• Directive: Skip the pictures. Quote every line below, exactly, from the one with "Read all visible content and emit it as JSON." through the final line.

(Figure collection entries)
· · ·

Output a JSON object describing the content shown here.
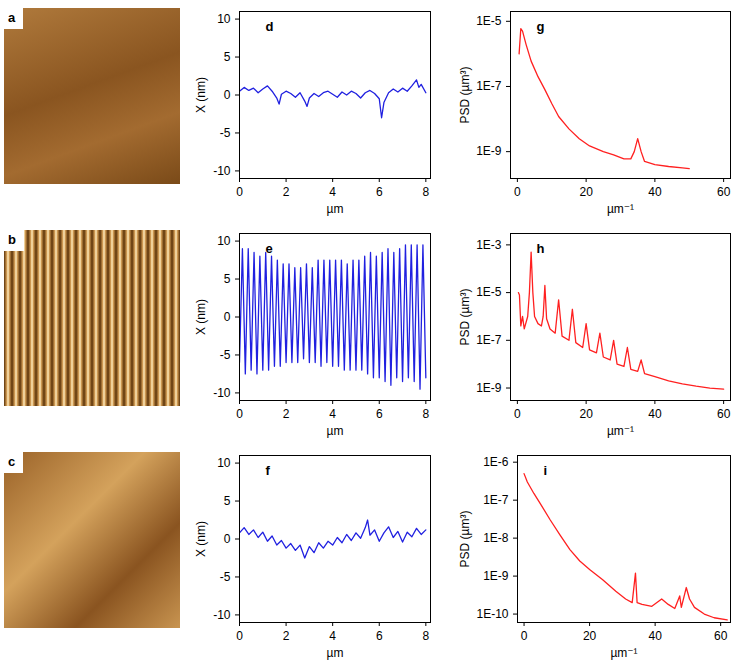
{
  "images": [
    "a",
    "b",
    "c"
  ],
  "chart_data": [
    {
      "type": "line",
      "title": "d",
      "x_label": "µm",
      "y_label": "X (nm)",
      "color": "#2020e0",
      "xlim": [
        0,
        8.2
      ],
      "xticks": [
        0,
        2,
        4,
        6,
        8
      ],
      "ylim": [
        -11,
        11
      ],
      "yticks": [
        -10,
        -5,
        0,
        5,
        10
      ],
      "x": [
        0,
        0.2,
        0.4,
        0.6,
        0.8,
        1.0,
        1.2,
        1.4,
        1.6,
        1.7,
        1.8,
        2.0,
        2.2,
        2.4,
        2.6,
        2.8,
        2.9,
        3.0,
        3.2,
        3.4,
        3.6,
        3.8,
        4.0,
        4.2,
        4.4,
        4.6,
        4.8,
        5.0,
        5.2,
        5.4,
        5.6,
        5.8,
        6.0,
        6.1,
        6.2,
        6.4,
        6.6,
        6.8,
        7.0,
        7.2,
        7.4,
        7.6,
        7.7,
        7.8,
        8.0
      ],
      "values": [
        0.5,
        1.0,
        0.6,
        0.9,
        0.3,
        0.8,
        1.2,
        0.5,
        -0.4,
        -1.2,
        0.1,
        0.5,
        0.2,
        -0.3,
        0.3,
        -0.8,
        -1.5,
        -0.4,
        0.2,
        -0.2,
        0.3,
        0.5,
        0.1,
        -0.3,
        0.4,
        0,
        0.5,
        0.2,
        -0.4,
        0.3,
        0.6,
        0.2,
        -0.5,
        -3.0,
        -1.0,
        0.3,
        0.8,
        0.4,
        0.9,
        0.5,
        1.2,
        2.0,
        1.0,
        1.4,
        0.3
      ]
    },
    {
      "type": "line",
      "title": "e",
      "x_label": "µm",
      "y_label": "X (nm)",
      "color": "#2020e0",
      "xlim": [
        0,
        8.2
      ],
      "xticks": [
        0,
        2,
        4,
        6,
        8
      ],
      "ylim": [
        -11,
        11
      ],
      "yticks": [
        -10,
        -5,
        0,
        5,
        10
      ],
      "x": [
        0,
        0.125,
        0.25,
        0.375,
        0.5,
        0.625,
        0.75,
        0.875,
        1.0,
        1.125,
        1.25,
        1.375,
        1.5,
        1.625,
        1.75,
        1.875,
        2.0,
        2.125,
        2.25,
        2.375,
        2.5,
        2.625,
        2.75,
        2.875,
        3.0,
        3.125,
        3.25,
        3.375,
        3.5,
        3.625,
        3.75,
        3.875,
        4.0,
        4.125,
        4.25,
        4.375,
        4.5,
        4.625,
        4.75,
        4.875,
        5.0,
        5.125,
        5.25,
        5.375,
        5.5,
        5.625,
        5.75,
        5.875,
        6.0,
        6.125,
        6.25,
        6.375,
        6.5,
        6.625,
        6.75,
        6.875,
        7.0,
        7.125,
        7.25,
        7.375,
        7.5,
        7.625,
        7.75,
        7.875,
        8.0
      ],
      "values": [
        -6,
        9,
        -7.5,
        9,
        -7,
        8.5,
        -7.5,
        8,
        -7,
        8.5,
        -7,
        8,
        -6.5,
        7.5,
        -6.5,
        7,
        -6,
        7,
        -6,
        6.5,
        -6,
        6.5,
        -5.5,
        7,
        -6,
        6.5,
        -6,
        7.5,
        -6.5,
        7.5,
        -6,
        7.5,
        -6.5,
        7.5,
        -6.5,
        7.5,
        -7,
        7,
        -7,
        7.5,
        -7,
        7.5,
        -7,
        8,
        -7.5,
        8.5,
        -8,
        8,
        -8,
        8.5,
        -8.5,
        9,
        -9,
        8.5,
        -8,
        9,
        -8.5,
        9.5,
        -8,
        9.5,
        -8.5,
        9.5,
        -9.5,
        9.5,
        -8
      ]
    },
    {
      "type": "line",
      "title": "f",
      "x_label": "µm",
      "y_label": "X (nm)",
      "color": "#2020e0",
      "xlim": [
        0,
        8.2
      ],
      "xticks": [
        0,
        2,
        4,
        6,
        8
      ],
      "ylim": [
        -11,
        11
      ],
      "yticks": [
        -10,
        -5,
        0,
        5,
        10
      ],
      "x": [
        0,
        0.2,
        0.4,
        0.6,
        0.8,
        1.0,
        1.2,
        1.4,
        1.6,
        1.8,
        2.0,
        2.2,
        2.4,
        2.6,
        2.8,
        3.0,
        3.2,
        3.4,
        3.6,
        3.8,
        4.0,
        4.2,
        4.4,
        4.6,
        4.8,
        5.0,
        5.2,
        5.4,
        5.5,
        5.6,
        5.8,
        6.0,
        6.2,
        6.4,
        6.6,
        6.8,
        7.0,
        7.2,
        7.4,
        7.6,
        7.8,
        8.0
      ],
      "values": [
        0.8,
        1.5,
        0.6,
        1.2,
        0.2,
        0.9,
        -0.3,
        0.4,
        -0.8,
        -0.2,
        -1.2,
        -0.6,
        -1.5,
        -0.8,
        -2.5,
        -1.0,
        -1.8,
        -0.5,
        -1.2,
        -0.3,
        -0.8,
        0.2,
        -0.5,
        0.6,
        -0.2,
        0.8,
        0.1,
        1.5,
        2.5,
        0.5,
        1.2,
        -0.3,
        0.8,
        1.6,
        0.2,
        1.0,
        -0.4,
        0.9,
        0.3,
        1.4,
        0.6,
        1.2
      ]
    },
    {
      "type": "line",
      "title": "g",
      "x_label": "µm⁻¹",
      "y_label": "PSD (µm³)",
      "color": "#ff2020",
      "log": "y",
      "xlim": [
        -2,
        62
      ],
      "xticks": [
        0,
        20,
        40,
        60
      ],
      "ylim": [
        1.5e-10,
        2e-05
      ],
      "yticks": [
        {
          "value": 1e-05,
          "label": "1E-5"
        },
        {
          "value": 1e-07,
          "label": "1E-7"
        },
        {
          "value": 1e-09,
          "label": "1E-9"
        }
      ],
      "x": [
        0.5,
        1,
        1.5,
        2.5,
        4,
        6,
        8,
        10,
        12,
        15,
        18,
        21,
        25,
        28,
        31,
        33,
        34,
        35,
        36,
        37,
        40,
        44,
        48,
        50
      ],
      "values": [
        1e-06,
        6e-06,
        5e-06,
        2e-06,
        6e-07,
        2e-07,
        8e-08,
        3e-08,
        1.2e-08,
        5e-09,
        2.5e-09,
        1.5e-09,
        1e-09,
        8e-10,
        6e-10,
        6e-10,
        1e-09,
        2.5e-09,
        1e-09,
        5e-10,
        4e-10,
        3.5e-10,
        3.2e-10,
        3e-10
      ]
    },
    {
      "type": "line",
      "title": "h",
      "x_label": "µm⁻¹",
      "y_label": "PSD (µm³)",
      "color": "#ff2020",
      "log": "y",
      "xlim": [
        -2,
        62
      ],
      "xticks": [
        0,
        20,
        40,
        60
      ],
      "ylim": [
        3e-10,
        0.003
      ],
      "yticks": [
        {
          "value": 0.001,
          "label": "1E-3"
        },
        {
          "value": 1e-05,
          "label": "1E-5"
        },
        {
          "value": 1e-07,
          "label": "1E-7"
        },
        {
          "value": 1e-09,
          "label": "1E-9"
        }
      ],
      "x": [
        0.3,
        0.6,
        1,
        1.5,
        2,
        3,
        3.5,
        4,
        4.5,
        5,
        6,
        7,
        7.5,
        8,
        8.5,
        9.5,
        11,
        12,
        13,
        15,
        16,
        17,
        19,
        20,
        21,
        23,
        24,
        25,
        27,
        28,
        29,
        31,
        32,
        33,
        35,
        36,
        37,
        40,
        44,
        48,
        52,
        56,
        60
      ],
      "values": [
        1e-05,
        8e-06,
        4e-07,
        1e-06,
        3e-07,
        1e-06,
        1e-05,
        0.0005,
        1e-05,
        1e-06,
        5e-07,
        4e-07,
        1e-06,
        2e-05,
        8e-07,
        3e-07,
        2e-07,
        5e-06,
        1.5e-07,
        1e-07,
        2e-06,
        8e-08,
        5e-08,
        5e-07,
        4e-08,
        3e-08,
        2e-07,
        2e-08,
        1.5e-08,
        1e-07,
        1e-08,
        8e-09,
        5e-08,
        6e-09,
        5e-09,
        1.5e-08,
        4e-09,
        3e-09,
        2e-09,
        1.5e-09,
        1.2e-09,
        1e-09,
        9e-10
      ]
    },
    {
      "type": "line",
      "title": "i",
      "x_label": "µm⁻¹",
      "y_label": "PSD (µm³)",
      "color": "#ff2020",
      "log": "y",
      "xlim": [
        -2,
        63
      ],
      "xticks": [
        0,
        20,
        40,
        60
      ],
      "ylim": [
        6e-11,
        1.5e-06
      ],
      "yticks": [
        {
          "value": 1e-06,
          "label": "1E-6"
        },
        {
          "value": 1e-07,
          "label": "1E-7"
        },
        {
          "value": 1e-08,
          "label": "1E-8"
        },
        {
          "value": 1e-09,
          "label": "1E-9"
        },
        {
          "value": 1e-10,
          "label": "1E-10"
        }
      ],
      "x": [
        0,
        1,
        3,
        5,
        8,
        11,
        14,
        17,
        20,
        24,
        28,
        31,
        33,
        34,
        34.5,
        36,
        39,
        42,
        44,
        46,
        47.5,
        48,
        49.5,
        50.5,
        52,
        55,
        58,
        62
      ],
      "values": [
        5e-07,
        3e-07,
        1.5e-07,
        8e-08,
        3e-08,
        1.2e-08,
        5e-09,
        2.5e-09,
        1.5e-09,
        8e-10,
        4e-10,
        2.5e-10,
        2e-10,
        1.2e-09,
        2e-10,
        1.8e-10,
        1.6e-10,
        2.5e-10,
        1.8e-10,
        1.4e-10,
        3e-10,
        1.5e-10,
        5e-10,
        2.5e-10,
        1.5e-10,
        1e-10,
        8e-11,
        7e-11
      ]
    }
  ]
}
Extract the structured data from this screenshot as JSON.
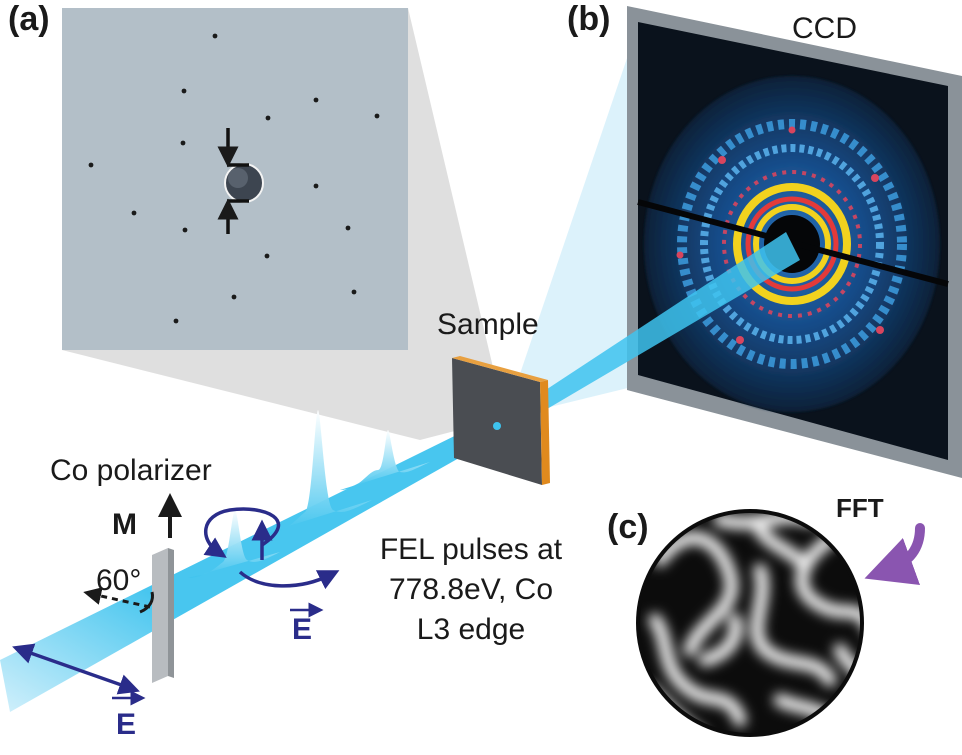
{
  "panels": {
    "a": "(a)",
    "b": "(b)",
    "c": "(c)"
  },
  "labels": {
    "ccd": "CCD",
    "sample": "Sample",
    "co_polarizer": "Co polarizer",
    "magnetization": "M",
    "angle": "60°",
    "e_field_1": "E",
    "e_field_2": "E",
    "fft": "FFT",
    "fel_line1": "FEL pulses at",
    "fel_line2": "778.8eV, Co",
    "fel_line3": "L3 edge"
  },
  "colors": {
    "beam": "#3ec3ee",
    "field_arrow": "#2a2c8a",
    "fft_arrow": "#8a55b0",
    "sample_edge": "#e08a1e",
    "ccd_frame": "#8a9299",
    "ring_yellow": "#f2d21e",
    "ring_red": "#d8455e"
  }
}
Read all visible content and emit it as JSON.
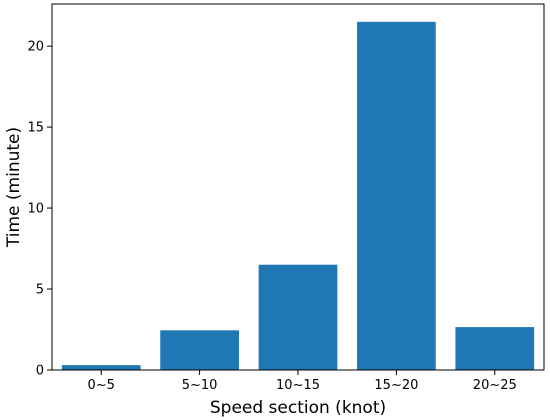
{
  "chart_data": {
    "type": "bar",
    "title": "",
    "xlabel": "Speed section (knot)",
    "ylabel": "Time (minute)",
    "categories": [
      "0~5",
      "5~10",
      "10~15",
      "15~20",
      "20~25"
    ],
    "values": [
      0.3,
      2.45,
      6.5,
      21.5,
      2.65
    ],
    "ylim": [
      0,
      22.6
    ],
    "yticks": [
      0,
      5,
      10,
      15,
      20
    ],
    "ytick_labels": [
      "0",
      "5",
      "10",
      "15",
      "20"
    ],
    "grid": false,
    "legend": "none",
    "bar_color": "#1f77b4"
  }
}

· · ·

• Finished exercise:
Read all visible content and emit it as JSON.
{
  "chart_data": {
    "type": "bar",
    "title": "",
    "xlabel": "Speed section (knot)",
    "ylabel": "Time (minute)",
    "categories": [
      "0~5",
      "5~10",
      "10~15",
      "15~20",
      "20~25"
    ],
    "values": [
      0.3,
      2.45,
      6.5,
      21.5,
      2.65
    ],
    "ylim": [
      0,
      22.6
    ],
    "yticks": [
      0,
      5,
      10,
      15,
      20
    ],
    "ytick_labels": [
      "0",
      "5",
      "10",
      "15",
      "20"
    ],
    "grid": false,
    "legend": "none",
    "bar_color": "#1f77b4"
  }
}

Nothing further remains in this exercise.